## Input data
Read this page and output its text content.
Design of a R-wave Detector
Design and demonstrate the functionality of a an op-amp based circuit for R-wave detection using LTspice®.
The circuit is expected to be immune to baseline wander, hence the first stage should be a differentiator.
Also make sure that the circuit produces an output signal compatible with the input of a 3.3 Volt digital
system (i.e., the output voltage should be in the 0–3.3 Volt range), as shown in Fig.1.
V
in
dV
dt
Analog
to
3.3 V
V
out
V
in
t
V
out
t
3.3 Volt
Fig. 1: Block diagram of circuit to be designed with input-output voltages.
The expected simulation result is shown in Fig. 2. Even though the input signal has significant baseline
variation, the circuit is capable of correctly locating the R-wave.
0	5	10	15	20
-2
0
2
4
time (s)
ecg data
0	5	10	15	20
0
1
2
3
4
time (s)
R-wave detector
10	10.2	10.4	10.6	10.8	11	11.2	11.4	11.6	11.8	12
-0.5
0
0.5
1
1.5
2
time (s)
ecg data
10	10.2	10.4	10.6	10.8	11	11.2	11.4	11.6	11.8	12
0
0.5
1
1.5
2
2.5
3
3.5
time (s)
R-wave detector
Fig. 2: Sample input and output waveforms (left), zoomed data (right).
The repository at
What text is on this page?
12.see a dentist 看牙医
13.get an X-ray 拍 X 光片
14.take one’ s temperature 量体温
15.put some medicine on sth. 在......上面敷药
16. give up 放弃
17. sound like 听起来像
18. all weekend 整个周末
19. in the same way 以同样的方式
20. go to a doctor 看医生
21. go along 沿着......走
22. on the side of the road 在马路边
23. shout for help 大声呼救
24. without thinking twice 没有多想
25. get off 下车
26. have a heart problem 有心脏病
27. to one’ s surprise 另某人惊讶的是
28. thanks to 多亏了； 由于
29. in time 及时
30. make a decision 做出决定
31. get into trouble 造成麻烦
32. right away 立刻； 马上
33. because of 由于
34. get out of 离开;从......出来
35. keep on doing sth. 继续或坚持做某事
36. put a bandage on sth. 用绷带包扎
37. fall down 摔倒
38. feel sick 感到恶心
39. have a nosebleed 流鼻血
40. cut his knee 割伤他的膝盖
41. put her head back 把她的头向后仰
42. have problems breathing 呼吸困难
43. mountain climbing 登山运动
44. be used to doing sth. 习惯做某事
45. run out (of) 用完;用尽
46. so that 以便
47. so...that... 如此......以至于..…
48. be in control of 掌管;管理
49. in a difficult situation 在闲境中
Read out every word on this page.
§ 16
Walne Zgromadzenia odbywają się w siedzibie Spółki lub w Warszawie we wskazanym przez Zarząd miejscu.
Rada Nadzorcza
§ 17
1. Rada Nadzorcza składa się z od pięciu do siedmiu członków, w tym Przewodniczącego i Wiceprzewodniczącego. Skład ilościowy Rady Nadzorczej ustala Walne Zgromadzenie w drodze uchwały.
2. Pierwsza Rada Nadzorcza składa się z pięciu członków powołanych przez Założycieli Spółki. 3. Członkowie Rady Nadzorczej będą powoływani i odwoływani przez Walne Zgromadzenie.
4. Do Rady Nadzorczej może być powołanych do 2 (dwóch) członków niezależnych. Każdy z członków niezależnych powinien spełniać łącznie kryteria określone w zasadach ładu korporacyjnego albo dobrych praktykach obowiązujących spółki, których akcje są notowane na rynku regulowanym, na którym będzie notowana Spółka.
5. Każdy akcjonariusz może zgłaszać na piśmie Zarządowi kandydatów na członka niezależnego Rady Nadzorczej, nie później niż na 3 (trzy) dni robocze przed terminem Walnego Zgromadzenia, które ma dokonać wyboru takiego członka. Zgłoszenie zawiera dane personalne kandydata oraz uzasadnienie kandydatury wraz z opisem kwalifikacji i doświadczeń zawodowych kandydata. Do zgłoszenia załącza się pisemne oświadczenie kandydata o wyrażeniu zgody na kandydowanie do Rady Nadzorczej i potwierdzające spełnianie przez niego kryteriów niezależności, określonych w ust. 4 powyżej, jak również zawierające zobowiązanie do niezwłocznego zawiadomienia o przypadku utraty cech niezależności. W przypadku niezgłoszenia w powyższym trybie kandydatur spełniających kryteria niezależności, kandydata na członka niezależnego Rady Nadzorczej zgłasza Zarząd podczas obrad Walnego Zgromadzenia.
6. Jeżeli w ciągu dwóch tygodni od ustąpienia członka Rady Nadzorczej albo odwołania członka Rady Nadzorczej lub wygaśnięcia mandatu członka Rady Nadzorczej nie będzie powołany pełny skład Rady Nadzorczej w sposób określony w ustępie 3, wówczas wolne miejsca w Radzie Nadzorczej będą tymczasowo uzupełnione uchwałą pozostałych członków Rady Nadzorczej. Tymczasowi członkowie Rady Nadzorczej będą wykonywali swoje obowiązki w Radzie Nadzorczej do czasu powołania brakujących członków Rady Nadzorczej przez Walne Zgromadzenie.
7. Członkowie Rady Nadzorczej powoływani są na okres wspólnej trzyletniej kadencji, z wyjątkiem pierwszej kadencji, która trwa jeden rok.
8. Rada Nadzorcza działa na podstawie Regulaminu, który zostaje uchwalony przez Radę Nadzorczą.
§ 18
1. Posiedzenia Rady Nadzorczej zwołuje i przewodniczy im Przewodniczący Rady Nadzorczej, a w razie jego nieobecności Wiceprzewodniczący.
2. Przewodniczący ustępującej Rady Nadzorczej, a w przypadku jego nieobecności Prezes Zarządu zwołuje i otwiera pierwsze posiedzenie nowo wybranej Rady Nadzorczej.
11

## What the task asks
Copy every line in the entries above that has the string "should" in it.

## Task response
The circuit is expected to be immune to baseline wander, hence the first stage should be a differentiator.
system (i.e., the output voltage should be in the 0–3.3 Volt range), as shown in Fig.1.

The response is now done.